* Task instructions
Take the entries below and print all of them exactly, please.

* Record list
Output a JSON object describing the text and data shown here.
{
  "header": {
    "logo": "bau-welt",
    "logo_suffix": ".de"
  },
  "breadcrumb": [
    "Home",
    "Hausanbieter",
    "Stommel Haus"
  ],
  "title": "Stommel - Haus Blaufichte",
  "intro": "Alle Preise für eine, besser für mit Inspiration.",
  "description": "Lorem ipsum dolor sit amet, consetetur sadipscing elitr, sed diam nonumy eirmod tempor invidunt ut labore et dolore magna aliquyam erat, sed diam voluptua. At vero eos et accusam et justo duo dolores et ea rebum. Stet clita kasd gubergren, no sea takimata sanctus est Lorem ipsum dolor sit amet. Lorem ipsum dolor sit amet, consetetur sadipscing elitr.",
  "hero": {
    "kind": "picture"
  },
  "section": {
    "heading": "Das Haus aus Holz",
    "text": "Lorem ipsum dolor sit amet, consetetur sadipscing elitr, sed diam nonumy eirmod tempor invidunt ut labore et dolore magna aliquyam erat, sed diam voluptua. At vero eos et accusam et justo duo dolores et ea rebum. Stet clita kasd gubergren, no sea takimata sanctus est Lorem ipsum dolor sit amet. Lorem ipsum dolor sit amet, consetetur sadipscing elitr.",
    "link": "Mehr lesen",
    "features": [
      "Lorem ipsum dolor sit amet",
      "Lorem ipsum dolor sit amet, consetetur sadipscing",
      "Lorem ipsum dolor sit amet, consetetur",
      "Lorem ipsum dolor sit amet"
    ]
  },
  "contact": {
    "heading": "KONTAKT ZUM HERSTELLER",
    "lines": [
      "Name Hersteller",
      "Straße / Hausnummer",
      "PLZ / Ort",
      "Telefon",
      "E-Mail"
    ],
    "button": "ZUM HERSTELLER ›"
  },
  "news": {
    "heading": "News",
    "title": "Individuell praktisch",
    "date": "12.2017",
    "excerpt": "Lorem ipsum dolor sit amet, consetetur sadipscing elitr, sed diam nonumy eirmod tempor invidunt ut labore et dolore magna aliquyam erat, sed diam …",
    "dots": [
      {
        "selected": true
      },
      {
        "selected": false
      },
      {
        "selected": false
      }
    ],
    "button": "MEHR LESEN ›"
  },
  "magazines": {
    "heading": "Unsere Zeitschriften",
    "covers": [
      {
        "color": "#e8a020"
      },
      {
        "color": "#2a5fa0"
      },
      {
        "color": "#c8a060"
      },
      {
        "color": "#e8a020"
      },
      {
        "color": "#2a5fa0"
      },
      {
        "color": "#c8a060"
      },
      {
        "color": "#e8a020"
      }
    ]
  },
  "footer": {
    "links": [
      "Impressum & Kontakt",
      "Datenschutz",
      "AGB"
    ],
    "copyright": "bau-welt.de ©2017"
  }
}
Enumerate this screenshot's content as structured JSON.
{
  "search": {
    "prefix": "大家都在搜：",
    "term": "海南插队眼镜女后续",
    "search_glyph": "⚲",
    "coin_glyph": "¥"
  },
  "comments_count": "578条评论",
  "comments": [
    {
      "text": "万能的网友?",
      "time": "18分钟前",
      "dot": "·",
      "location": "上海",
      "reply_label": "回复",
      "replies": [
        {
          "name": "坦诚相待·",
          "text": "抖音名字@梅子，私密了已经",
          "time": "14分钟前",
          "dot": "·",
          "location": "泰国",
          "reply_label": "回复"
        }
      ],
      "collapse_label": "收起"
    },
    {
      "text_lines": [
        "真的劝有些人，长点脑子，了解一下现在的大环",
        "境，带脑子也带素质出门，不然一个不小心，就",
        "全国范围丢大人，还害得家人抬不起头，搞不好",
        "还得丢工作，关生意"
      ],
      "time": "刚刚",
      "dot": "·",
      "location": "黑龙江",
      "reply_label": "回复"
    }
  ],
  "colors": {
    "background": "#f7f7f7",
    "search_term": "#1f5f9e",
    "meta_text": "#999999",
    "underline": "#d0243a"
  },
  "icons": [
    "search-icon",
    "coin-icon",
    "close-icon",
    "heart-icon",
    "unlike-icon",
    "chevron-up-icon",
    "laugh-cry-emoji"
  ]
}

* Answer to this problem
Output a JSON object describing the text and data shown here.
{
  "header": {
    "logo": "bau-welt",
    "logo_suffix": ".de"
  },
  "breadcrumb": [
    "Home",
    "Hausanbieter",
    "Stommel Haus"
  ],
  "title": "Stommel - Haus Blaufichte",
  "intro": "Alle Preise für eine, besser für mit Inspiration.",
  "description": "Lorem ipsum dolor sit amet, consetetur sadipscing elitr, sed diam nonumy eirmod tempor invidunt ut labore et dolore magna aliquyam erat, sed diam voluptua. At vero eos et accusam et justo duo dolores et ea rebum. Stet clita kasd gubergren, no sea takimata sanctus est Lorem ipsum dolor sit amet. Lorem ipsum dolor sit amet, consetetur sadipscing elitr.",
  "hero": {
    "kind": "picture"
  },
  "section": {
    "heading": "Das Haus aus Holz",
    "text": "Lorem ipsum dolor sit amet, consetetur sadipscing elitr, sed diam nonumy eirmod tempor invidunt ut labore et dolore magna aliquyam erat, sed diam voluptua. At vero eos et accusam et justo duo dolores et ea rebum. Stet clita kasd gubergren, no sea takimata sanctus est Lorem ipsum dolor sit amet. Lorem ipsum dolor sit amet, consetetur sadipscing elitr.",
    "link": "Mehr lesen",
    "features": [
      "Lorem ipsum dolor sit amet",
      "Lorem ipsum dolor sit amet, consetetur sadipscing",
      "Lorem ipsum dolor sit amet, consetetur",
      "Lorem ipsum dolor sit amet"
    ]
  },
  "contact": {
    "heading": "KONTAKT ZUM HERSTELLER",
    "lines": [
      "Name Hersteller",
      "Straße / Hausnummer",
      "PLZ / Ort",
      "Telefon",
      "E-Mail"
    ],
    "button": "ZUM HERSTELLER ›"
  },
  "news": {
    "heading": "News",
    "title": "Individuell praktisch",
    "date": "12.2017",
    "excerpt": "Lorem ipsum dolor sit amet, consetetur sadipscing elitr, sed diam nonumy eirmod tempor invidunt ut labore et dolore magna aliquyam erat, sed diam …",
    "dots": [
      {
        "selected": true
      },
      {
        "selected": false
      },
      {
        "selected": false
      }
    ],
    "button": "MEHR LESEN ›"
  },
  "magazines": {
    "heading": "Unsere Zeitschriften",
    "covers": [
      {
        "color": "#e8a020"
      },
      {
        "color": "#2a5fa0"
      },
      {
        "color": "#c8a060"
      },
      {
        "color": "#e8a020"
      },
      {
        "color": "#2a5fa0"
      },
      {
        "color": "#c8a060"
      },
      {
        "color": "#e8a020"
      }
    ]
  },
  "footer": {
    "links": [
      "Impressum & Kontakt",
      "Datenschutz",
      "AGB"
    ],
    "copyright": "bau-welt.de ©2017"
  }
}
Enumerate this screenshot's content as structured JSON.
{
  "search": {
    "prefix": "大家都在搜：",
    "term": "海南插队眼镜女后续",
    "search_glyph": "⚲",
    "coin_glyph": "¥"
  },
  "comments_count": "578条评论",
  "comments": [
    {
      "text": "万能的网友?",
      "time": "18分钟前",
      "dot": "·",
      "location": "上海",
      "reply_label": "回复",
      "replies": [
        {
          "name": "坦诚相待·",
          "text": "抖音名字@梅子，私密了已经",
          "time": "14分钟前",
          "dot": "·",
          "location": "泰国",
          "reply_label": "回复"
        }
      ],
      "collapse_label": "收起"
    },
    {
      "text_lines": [
        "真的劝有些人，长点脑子，了解一下现在的大环",
        "境，带脑子也带素质出门，不然一个不小心，就",
        "全国范围丢大人，还害得家人抬不起头，搞不好",
        "还得丢工作，关生意"
      ],
      "time": "刚刚",
      "dot": "·",
      "location": "黑龙江",
      "reply_label": "回复"
    }
  ],
  "colors": {
    "background": "#f7f7f7",
    "search_term": "#1f5f9e",
    "meta_text": "#999999",
    "underline": "#d0243a"
  },
  "icons": [
    "search-icon",
    "coin-icon",
    "close-icon",
    "heart-icon",
    "unlike-icon",
    "chevron-up-icon",
    "laugh-cry-emoji"
  ]
}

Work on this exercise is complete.